Start with the line containing "What does this" and write out each line through the end of the listing, exactly as given.

>> Start

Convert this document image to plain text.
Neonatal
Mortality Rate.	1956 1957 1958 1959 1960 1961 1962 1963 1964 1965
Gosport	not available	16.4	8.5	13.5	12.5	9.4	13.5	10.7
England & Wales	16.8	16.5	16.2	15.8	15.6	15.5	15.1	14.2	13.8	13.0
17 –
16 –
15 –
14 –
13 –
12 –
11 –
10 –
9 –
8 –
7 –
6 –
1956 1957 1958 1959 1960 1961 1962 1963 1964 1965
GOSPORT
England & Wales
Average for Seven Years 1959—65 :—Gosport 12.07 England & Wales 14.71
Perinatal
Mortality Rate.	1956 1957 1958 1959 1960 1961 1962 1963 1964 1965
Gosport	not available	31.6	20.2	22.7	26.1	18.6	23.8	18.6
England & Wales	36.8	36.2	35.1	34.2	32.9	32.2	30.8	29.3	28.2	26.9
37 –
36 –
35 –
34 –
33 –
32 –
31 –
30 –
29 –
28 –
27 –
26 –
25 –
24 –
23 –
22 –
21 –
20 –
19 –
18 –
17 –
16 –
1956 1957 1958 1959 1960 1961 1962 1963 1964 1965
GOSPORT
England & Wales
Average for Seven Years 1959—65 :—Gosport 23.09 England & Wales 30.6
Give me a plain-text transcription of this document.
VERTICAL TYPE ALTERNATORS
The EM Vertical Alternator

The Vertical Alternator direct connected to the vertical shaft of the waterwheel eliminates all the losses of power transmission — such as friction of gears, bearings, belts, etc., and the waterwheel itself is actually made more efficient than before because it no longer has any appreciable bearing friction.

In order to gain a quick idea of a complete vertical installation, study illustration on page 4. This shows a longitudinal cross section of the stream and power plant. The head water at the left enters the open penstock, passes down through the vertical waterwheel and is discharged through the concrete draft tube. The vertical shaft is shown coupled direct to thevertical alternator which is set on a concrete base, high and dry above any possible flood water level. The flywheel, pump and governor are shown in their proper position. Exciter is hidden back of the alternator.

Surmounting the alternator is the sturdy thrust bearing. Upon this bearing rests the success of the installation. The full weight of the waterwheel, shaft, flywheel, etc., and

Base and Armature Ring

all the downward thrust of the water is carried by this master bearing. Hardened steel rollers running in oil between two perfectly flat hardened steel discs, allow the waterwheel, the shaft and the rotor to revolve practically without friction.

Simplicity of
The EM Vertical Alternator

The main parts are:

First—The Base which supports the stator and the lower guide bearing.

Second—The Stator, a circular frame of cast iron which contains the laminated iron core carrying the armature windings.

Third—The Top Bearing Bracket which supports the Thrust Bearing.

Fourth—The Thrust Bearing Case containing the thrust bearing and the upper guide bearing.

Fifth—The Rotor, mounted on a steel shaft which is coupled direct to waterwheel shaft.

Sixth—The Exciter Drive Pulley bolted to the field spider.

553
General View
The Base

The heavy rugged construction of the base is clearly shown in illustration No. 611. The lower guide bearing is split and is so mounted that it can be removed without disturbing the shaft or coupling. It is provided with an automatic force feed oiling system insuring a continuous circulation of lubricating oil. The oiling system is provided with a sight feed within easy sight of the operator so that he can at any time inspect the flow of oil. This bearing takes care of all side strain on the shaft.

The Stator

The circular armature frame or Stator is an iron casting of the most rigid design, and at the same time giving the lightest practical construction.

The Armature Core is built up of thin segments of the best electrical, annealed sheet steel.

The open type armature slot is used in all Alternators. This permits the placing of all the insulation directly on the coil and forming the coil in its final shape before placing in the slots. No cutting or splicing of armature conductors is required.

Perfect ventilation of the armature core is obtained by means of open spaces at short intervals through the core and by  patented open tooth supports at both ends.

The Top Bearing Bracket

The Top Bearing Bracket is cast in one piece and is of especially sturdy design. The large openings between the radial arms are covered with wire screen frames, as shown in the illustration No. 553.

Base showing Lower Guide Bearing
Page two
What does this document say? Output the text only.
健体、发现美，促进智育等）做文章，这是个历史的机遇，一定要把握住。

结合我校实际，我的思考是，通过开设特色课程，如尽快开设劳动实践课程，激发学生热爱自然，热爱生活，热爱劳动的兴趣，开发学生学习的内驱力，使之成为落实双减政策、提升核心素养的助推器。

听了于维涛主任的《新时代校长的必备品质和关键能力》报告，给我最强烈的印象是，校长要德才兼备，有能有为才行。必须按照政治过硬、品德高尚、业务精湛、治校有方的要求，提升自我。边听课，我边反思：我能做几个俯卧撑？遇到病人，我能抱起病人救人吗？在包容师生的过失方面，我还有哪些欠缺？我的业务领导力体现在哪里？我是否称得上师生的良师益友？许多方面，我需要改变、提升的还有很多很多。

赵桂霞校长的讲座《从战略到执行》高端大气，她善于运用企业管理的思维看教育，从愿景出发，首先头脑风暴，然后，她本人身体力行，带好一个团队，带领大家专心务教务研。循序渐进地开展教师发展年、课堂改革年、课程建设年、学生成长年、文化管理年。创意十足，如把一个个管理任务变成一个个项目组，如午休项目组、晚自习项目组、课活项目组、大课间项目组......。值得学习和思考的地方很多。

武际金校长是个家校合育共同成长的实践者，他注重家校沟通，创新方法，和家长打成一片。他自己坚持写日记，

>> End

CORRECT ANSWER -
What does this document say? Output the text only.
健体、发现美，促进智育等）做文章，这是个历史的机遇，一定要把握住。

结合我校实际，我的思考是，通过开设特色课程，如尽快开设劳动实践课程，激发学生热爱自然，热爱生活，热爱劳动的兴趣，开发学生学习的内驱力，使之成为落实双减政策、提升核心素养的助推器。

听了于维涛主任的《新时代校长的必备品质和关键能力》报告，给我最强烈的印象是，校长要德才兼备，有能有为才行。必须按照政治过硬、品德高尚、业务精湛、治校有方的要求，提升自我。边听课，我边反思：我能做几个俯卧撑？遇到病人，我能抱起病人救人吗？在包容师生的过失方面，我还有哪些欠缺？我的业务领导力体现在哪里？我是否称得上师生的良师益友？许多方面，我需要改变、提升的还有很多很多。

赵桂霞校长的讲座《从战略到执行》高端大气，她善于运用企业管理的思维看教育，从愿景出发，首先头脑风暴，然后，她本人身体力行，带好一个团队，带领大家专心务教务研。循序渐进地开展教师发展年、课堂改革年、课程建设年、学生成长年、文化管理年。创意十足，如把一个个管理任务变成一个个项目组，如午休项目组、晚自习项目组、课活项目组、大课间项目组......。值得学习和思考的地方很多。

武际金校长是个家校合育共同成长的实践者，他注重家校沟通，创新方法，和家长打成一片。他自己坚持写日记，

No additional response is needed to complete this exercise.